PROBLÈME COURT 1:
Comptez les lignes des entrées qui contiennent le mot « input » en tenant compte de la casse, puis indiquez seulement ce nombre.

Mercredi 11 janvier, plus de 700 travailleurs de l’aéroport de Liège (très majoritairement les Métallos de la FGTB, mais aussi la Centrale générale de la FGTB et la CSC/CNE) ont manifesté devant le siège du gouvernement wallon à Namur pour s’opposer au plafonnement du nombre de vols à l’aéroport de Liège et donc aux limites posées à son futur développement, telles qu’elles sont envisagées dans le cadre du nouveau permis d’exploitation (contre lequel un recours a été introduit par la direction de l’aéroport). Ils ont été reçus par le gouvernement wallon, en même temps que la direction de l’aéroport et une association lobbyiste représentant les intérêts des aéroports d’Europe.

Ce faisant, ces organisations syndicales ont largement relayé les exigences productivistes de la direction de l’aéroport, des patrons des entreprises qui y sont implantées (en particulier Fedex) et de certaines organisations politiques qui semblent appuyer le recours contre le permis d’exploitation suite au chantage à l’emploi exercé par ces entreprises (on pense ici au MR et au PS, auxquels il faudrait ajouter le PTB, qui s’est rallié à ces deux partis lors d’un vote au Conseil communal de Liège) (1)Geoffrey Wolff, « PS et PTB votent avec le MR pour soutenir l’emploi à Liège Airport », SudPresse, 1/12/2022, en ligne.. Malgré la pression du discours « anti-écolo » très dominant, certains syndicalistes actifs dans l’aéroport tentent de tenir compte du défi climatique et d’envisager des activités logistiques moins polluantes. Pour Didier Lebbe (secrétaire permanent CNE), « le gouvernement wallon doit réfléchir à des possibilités de reconversion de la zone aéroportuaire vers des activités logistiques au sens large, pas se baser sur une compagnie américaine [Fedex] qui peut partir de Liege Airport quand elle veut. » (2)Eric Renette, « Grève à Liege Airport le 11 janvier, une manifestation est prévue à Namur », Le Soir, 29/12/2022, en ligne.

DONNÉES BRUTES:
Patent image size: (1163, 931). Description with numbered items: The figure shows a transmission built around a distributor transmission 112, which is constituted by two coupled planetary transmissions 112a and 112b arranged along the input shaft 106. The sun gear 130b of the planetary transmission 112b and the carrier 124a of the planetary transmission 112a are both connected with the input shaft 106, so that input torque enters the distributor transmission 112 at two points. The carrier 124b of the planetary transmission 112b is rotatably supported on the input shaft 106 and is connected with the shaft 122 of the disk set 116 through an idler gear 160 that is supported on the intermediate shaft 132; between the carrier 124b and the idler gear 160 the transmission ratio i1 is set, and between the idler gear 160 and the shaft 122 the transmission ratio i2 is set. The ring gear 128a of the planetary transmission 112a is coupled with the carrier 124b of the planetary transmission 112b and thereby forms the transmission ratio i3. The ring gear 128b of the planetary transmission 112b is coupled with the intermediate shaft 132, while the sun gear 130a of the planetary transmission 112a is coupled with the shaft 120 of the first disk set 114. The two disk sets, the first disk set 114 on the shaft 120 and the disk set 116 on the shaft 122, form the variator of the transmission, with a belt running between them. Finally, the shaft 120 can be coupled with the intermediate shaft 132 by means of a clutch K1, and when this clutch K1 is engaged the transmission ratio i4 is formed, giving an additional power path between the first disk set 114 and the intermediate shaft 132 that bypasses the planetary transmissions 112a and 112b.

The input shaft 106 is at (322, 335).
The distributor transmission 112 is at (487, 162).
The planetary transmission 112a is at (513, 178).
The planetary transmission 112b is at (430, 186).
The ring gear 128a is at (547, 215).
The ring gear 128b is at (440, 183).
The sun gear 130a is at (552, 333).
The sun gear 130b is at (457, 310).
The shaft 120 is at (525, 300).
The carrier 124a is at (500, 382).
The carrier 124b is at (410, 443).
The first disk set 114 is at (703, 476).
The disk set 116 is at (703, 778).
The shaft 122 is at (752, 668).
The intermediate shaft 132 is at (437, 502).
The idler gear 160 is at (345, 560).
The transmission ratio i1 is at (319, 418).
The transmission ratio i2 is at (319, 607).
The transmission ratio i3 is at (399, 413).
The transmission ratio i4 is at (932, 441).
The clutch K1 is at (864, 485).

PROBLÈME COURT 2:
Répondez aux questions suivantes d'après l'extrait fourni.
(a) Combien de travailleurs de l'aéroport de Liège ont manifesté à Namur ?
(b) Quel parti s'est rallié au MR et au PS lors d'un vote au Conseil communal de Liège ?
(c) Quelle fonction occupe Didier Lebbe ?

RÉPONSE 1:
2

RÉPONSE 2:
(a) Plus de 700.
(b) Le PTB.
(c) Secrétaire permanent CNE.